• **The problem**: Write out every entry precisely as given, leaving the pictures out.

• **Dataset extract**:
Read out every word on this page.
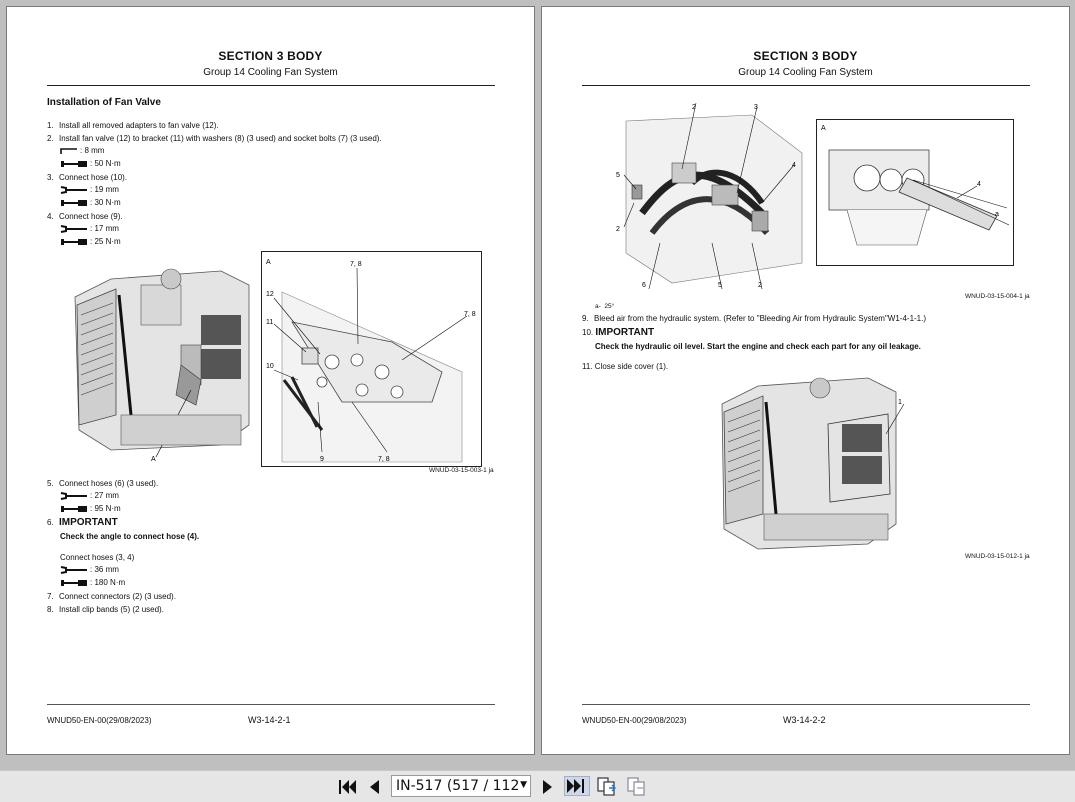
SECTION 3 BODY
Group 14 Cooling Fan System
Installation of Fan Valve
1. Install all removed adapters to fan valve (12).
2. Install fan valve (12) to bracket (11) with washers (8) (3 used) and socket bolts (7) (3 used).
: 8 mm
: 50 N·m
3. Connect hose (10).
: 19 mm
: 30 N·m
4. Connect hose (9).
: 17 mm
: 25 N·m
A
A	7, 8
12
11
7, 8
10
9	7, 8
WNUD-03-15-003-1 ja
5. Connect hoses (6) (3 used).
: 27 mm
: 95 N·m
6. IMPORTANT
Check the angle to connect hose (4).
Connect hoses (3, 4)
: 36 mm
: 180 N·m
7. Connect connectors (2) (3 used).
8. Install clip bands (5) (2 used).
WNUD50-EN-00(29/08/2023)	W3-14-2-1
SECTION 3 BODY
Group 14 Cooling Fan System
2	3
4
5
2
6	5	2
A
4
a
WNUD-03-15-004-1 ja
a- 25°
9. Bleed air from the hydraulic system. (Refer to "Bleeding Air from Hydraulic System"W1-4-1-1.)
10. IMPORTANT
Check the hydraulic oil level. Start the engine and check each part for any oil leakage.
11. Close side cover (1).
1
WNUD-03-15-012-1 ja
WNUD50-EN-00(29/08/2023)	W3-14-2-2
IN-517 (517 / 112 ▼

• **Problem solution**:
Read out every word on this page.
SECTION 3 BODY
Group 14 Cooling Fan System
Installation of Fan Valve
1. Install all removed adapters to fan valve (12).
2. Install fan valve (12) to bracket (11) with washers (8) (3 used) and socket bolts (7) (3 used).
: 8 mm
: 50 N·m
3. Connect hose (10).
: 19 mm
: 30 N·m
4. Connect hose (9).
: 17 mm
: 25 N·m
A
A	7, 8
12
11
7, 8
10
9	7, 8
WNUD-03-15-003-1 ja
5. Connect hoses (6) (3 used).
: 27 mm
: 95 N·m
6. IMPORTANT
Check the angle to connect hose (4).
Connect hoses (3, 4)
: 36 mm
: 180 N·m
7. Connect connectors (2) (3 used).
8. Install clip bands (5) (2 used).
WNUD50-EN-00(29/08/2023)	W3-14-2-1
SECTION 3 BODY
Group 14 Cooling Fan System
2	3
4
5
2
6	5	2
A
4
a
WNUD-03-15-004-1 ja
a- 25°
9. Bleed air from the hydraulic system. (Refer to "Bleeding Air from Hydraulic System"W1-4-1-1.)
10. IMPORTANT
Check the hydraulic oil level. Start the engine and check each part for any oil leakage.
11. Close side cover (1).
1
WNUD-03-15-012-1 ja
WNUD50-EN-00(29/08/2023)	W3-14-2-2
IN-517 (517 / 112 ▼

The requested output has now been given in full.